*** SOURCE EXTRACT ***
The common thing is that there are people who will interact with your work by choosing certain paths, all of which you have to account for.

The problem with writing these things in Word is that you can very quickly lose track of where exactly you wrote what and which events predate the current state you are writing about. Overlooking paths you have already accounted for can happen quite fast. Putting new paths you haven't thought of before into the document is quite difficult. Making multiple files can lead to a lot of files and thereby it becomes difficult to keep track of everything again.

Of course often you have certain decisions that lead to branches and then merge the branches for key events again, but most the problems I mentioned are still there.

Is there software that would help me overcome these problems? Preferrably the software should be free.

  • 2
    Though software would be useful, I think the real question here is how to keep track of all those possible actions and several plot lines without leaving unresolved plot holes for each option. I can see very quickly the more choices you have to deviate from the main plot, the harder it would be to write. You're essentially writing several different stories at once. I have a similar issue with my story concept, (with a character who can do small things to alter time.) thus am curious how to go about it. – BugFolk Jan 10 '18 at 20:48
8

While not a program I would suggest using a flowchart.

A flowchart is a type of diagram that represents an algorithm, workflow or process, showing the steps as boxes of various kinds, and their order by connecting them with arrows.
***
*WHAT YOU ARE ASKED TO DO*.
Copy out the entire passage about keeping track of branching story paths, word for word. The records that come next are separate material and are unrelated to the passage.
*** RECORD EXCERPTS ***
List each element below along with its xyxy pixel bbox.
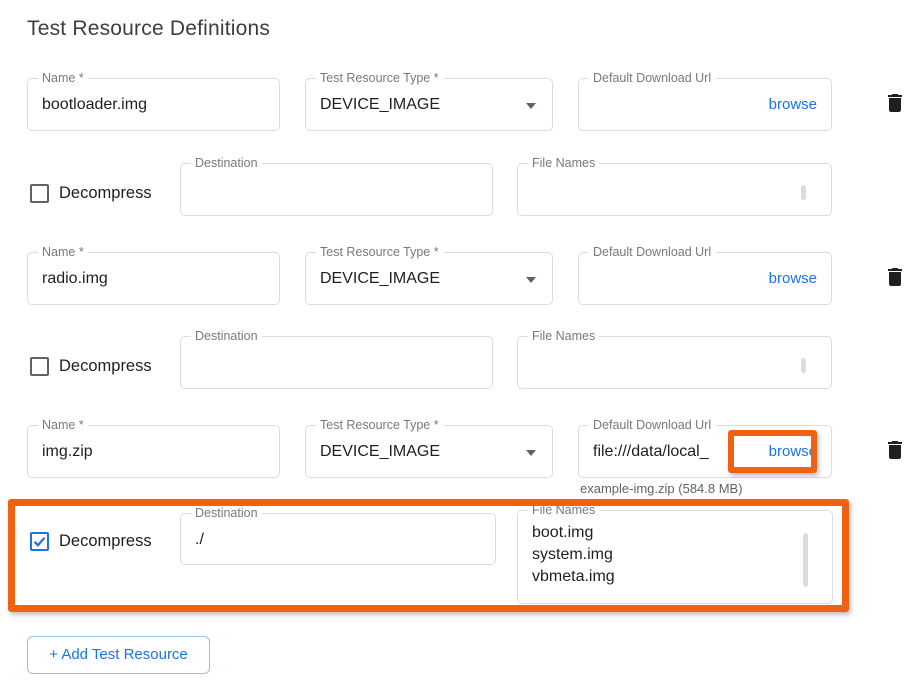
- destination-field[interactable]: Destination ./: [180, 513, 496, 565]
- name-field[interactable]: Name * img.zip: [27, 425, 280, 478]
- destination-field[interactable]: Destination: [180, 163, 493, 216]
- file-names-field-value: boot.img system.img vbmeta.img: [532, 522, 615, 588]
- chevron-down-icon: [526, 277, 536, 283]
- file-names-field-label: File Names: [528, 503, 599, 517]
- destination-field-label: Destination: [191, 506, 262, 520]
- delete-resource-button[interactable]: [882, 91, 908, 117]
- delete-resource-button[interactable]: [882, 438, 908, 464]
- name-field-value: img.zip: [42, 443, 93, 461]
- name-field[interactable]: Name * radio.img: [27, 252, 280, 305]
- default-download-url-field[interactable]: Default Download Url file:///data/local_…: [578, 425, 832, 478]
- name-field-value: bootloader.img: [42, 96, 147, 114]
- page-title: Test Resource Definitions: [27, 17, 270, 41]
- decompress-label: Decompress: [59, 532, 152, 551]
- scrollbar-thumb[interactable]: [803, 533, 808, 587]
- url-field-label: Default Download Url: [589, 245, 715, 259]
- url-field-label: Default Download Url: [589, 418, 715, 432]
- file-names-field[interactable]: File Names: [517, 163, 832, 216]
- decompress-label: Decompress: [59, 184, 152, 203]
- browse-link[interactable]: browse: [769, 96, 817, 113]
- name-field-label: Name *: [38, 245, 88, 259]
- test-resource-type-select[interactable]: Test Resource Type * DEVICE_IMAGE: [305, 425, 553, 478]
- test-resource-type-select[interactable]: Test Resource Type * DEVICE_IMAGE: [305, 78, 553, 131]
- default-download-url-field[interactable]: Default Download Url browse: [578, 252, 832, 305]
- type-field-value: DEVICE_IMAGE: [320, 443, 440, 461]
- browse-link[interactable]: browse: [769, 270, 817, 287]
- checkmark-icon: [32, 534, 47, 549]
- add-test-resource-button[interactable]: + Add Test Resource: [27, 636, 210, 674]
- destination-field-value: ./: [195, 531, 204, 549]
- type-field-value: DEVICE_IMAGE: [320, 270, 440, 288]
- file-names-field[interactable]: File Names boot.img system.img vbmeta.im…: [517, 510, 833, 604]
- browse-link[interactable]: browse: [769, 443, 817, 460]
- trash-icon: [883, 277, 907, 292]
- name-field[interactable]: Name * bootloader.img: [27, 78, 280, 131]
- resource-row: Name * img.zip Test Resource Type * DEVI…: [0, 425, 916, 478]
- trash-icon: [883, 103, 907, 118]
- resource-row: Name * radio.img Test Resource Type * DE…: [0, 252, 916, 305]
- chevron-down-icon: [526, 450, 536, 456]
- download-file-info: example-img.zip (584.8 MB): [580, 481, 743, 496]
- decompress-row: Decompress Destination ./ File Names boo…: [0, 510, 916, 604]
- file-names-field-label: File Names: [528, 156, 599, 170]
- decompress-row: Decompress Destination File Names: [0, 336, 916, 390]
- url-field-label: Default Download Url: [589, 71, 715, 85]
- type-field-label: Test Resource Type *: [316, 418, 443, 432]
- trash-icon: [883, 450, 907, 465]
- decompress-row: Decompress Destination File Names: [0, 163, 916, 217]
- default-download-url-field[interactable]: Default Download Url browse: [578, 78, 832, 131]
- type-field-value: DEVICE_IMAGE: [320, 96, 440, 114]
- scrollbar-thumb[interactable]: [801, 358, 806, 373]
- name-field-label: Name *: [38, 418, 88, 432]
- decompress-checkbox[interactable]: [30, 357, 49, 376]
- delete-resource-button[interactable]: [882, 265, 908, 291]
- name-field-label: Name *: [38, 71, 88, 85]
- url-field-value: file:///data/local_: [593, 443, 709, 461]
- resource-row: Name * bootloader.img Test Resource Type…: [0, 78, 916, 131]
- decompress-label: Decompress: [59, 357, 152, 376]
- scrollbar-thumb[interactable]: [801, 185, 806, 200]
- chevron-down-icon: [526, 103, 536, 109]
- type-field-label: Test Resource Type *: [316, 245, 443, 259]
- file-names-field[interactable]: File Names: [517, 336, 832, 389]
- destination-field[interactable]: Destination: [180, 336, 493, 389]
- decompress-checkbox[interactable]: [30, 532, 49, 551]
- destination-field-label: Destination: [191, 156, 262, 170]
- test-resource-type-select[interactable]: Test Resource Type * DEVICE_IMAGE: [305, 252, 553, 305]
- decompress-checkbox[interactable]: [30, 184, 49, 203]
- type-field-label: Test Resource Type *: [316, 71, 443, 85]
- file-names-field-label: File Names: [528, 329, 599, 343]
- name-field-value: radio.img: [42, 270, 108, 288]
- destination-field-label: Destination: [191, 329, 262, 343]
***
*** RECORD EXCERPTS ***
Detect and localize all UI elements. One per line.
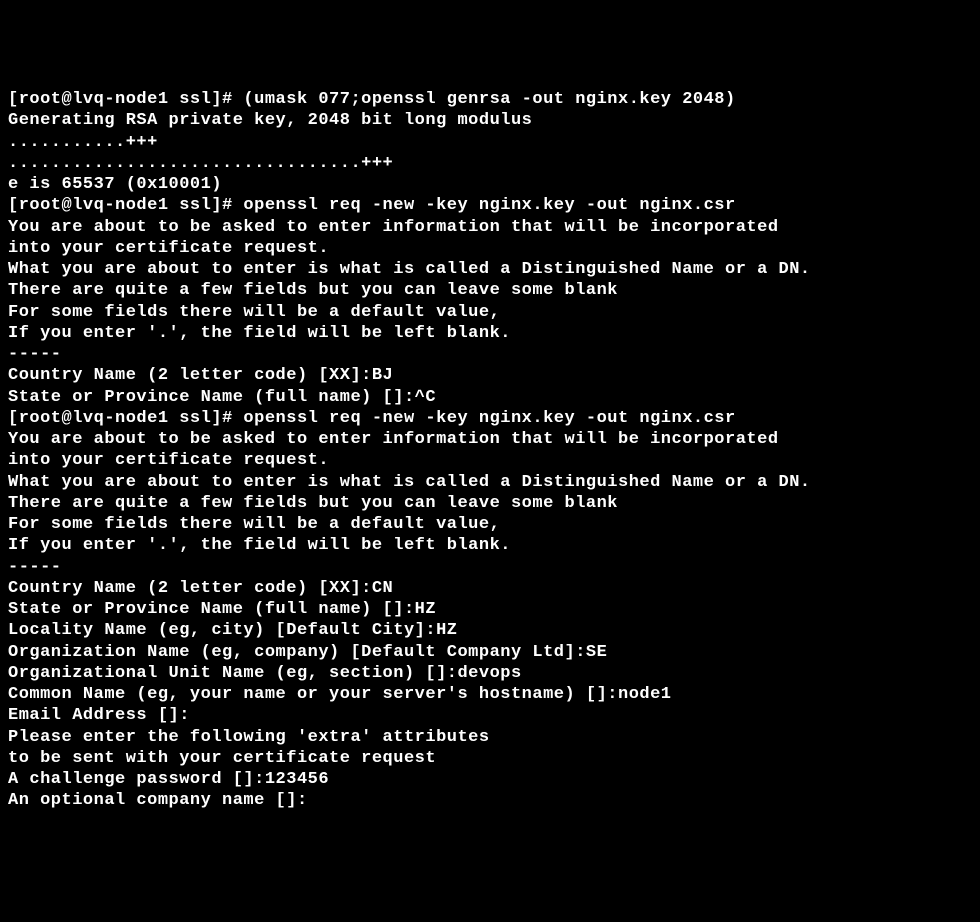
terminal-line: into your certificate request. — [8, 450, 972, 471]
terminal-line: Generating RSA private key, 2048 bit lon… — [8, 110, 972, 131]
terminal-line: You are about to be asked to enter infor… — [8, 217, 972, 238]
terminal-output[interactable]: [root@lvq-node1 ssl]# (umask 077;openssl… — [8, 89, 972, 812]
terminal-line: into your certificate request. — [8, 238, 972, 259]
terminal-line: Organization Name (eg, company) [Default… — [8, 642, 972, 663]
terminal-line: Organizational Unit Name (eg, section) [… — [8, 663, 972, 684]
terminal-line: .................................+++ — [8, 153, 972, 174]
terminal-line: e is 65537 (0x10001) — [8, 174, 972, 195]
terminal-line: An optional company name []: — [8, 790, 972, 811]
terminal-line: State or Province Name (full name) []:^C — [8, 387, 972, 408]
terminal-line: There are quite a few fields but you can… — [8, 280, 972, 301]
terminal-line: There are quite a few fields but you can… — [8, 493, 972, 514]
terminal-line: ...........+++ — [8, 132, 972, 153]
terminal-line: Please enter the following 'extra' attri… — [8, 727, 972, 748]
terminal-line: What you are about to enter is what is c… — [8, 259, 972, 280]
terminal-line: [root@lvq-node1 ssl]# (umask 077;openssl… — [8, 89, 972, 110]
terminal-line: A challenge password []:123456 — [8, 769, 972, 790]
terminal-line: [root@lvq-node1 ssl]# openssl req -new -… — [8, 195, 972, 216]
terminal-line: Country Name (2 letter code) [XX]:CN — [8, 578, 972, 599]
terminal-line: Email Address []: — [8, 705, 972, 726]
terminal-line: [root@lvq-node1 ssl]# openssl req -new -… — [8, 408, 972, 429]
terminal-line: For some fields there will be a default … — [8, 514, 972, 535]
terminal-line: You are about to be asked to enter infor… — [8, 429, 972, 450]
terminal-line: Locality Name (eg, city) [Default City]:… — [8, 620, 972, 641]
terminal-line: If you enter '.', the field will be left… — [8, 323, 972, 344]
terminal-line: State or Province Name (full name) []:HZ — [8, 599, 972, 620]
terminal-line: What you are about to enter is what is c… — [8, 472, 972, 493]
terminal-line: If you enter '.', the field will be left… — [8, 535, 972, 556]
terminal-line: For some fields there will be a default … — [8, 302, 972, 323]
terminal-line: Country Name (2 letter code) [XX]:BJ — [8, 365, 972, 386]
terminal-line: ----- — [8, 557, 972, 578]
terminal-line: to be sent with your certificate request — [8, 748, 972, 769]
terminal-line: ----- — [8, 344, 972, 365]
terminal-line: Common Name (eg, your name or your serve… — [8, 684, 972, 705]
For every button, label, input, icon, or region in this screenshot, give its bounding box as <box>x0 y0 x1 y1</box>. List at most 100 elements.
***
*THE ANSWER*.
The common thing is that there are people who will interact with your work by choosing certain paths, all of which you have to account for.

The problem with writing these things in Word is that you can very quickly lose track of where exactly you wrote what and which events predate the current state you are writing about. Overlooking paths you have already accounted for can happen quite fast. Putting new paths you haven't thought of before into the document is quite difficult. Making multiple files can lead to a lot of files and thereby it becomes difficult to keep track of everything again.

Of course often you have certain decisions that lead to branches and then merge the branches for key events again, but most the problems I mentioned are still there.

Is there software that would help me overcome these problems? Preferrably the software should be free.

  • 2
    Though software would be useful, I think the real question here is how to keep track of all those possible actions and several plot lines without leaving unresolved plot holes for each option. I can see very quickly the more choices you have to deviate from the main plot, the harder it would be to write. You're essentially writing several different stories at once. I have a similar issue with my story concept, (with a character who can do small things to alter time.) thus am curious how to go about it. – BugFolk Jan 10 '18 at 20:48
8

While not a program I would suggest using a flowchart.

A flowchart is a type of diagram that represents an algorithm, workflow or process, showing the steps as boxes of various kinds, and their order by connecting them with arrows.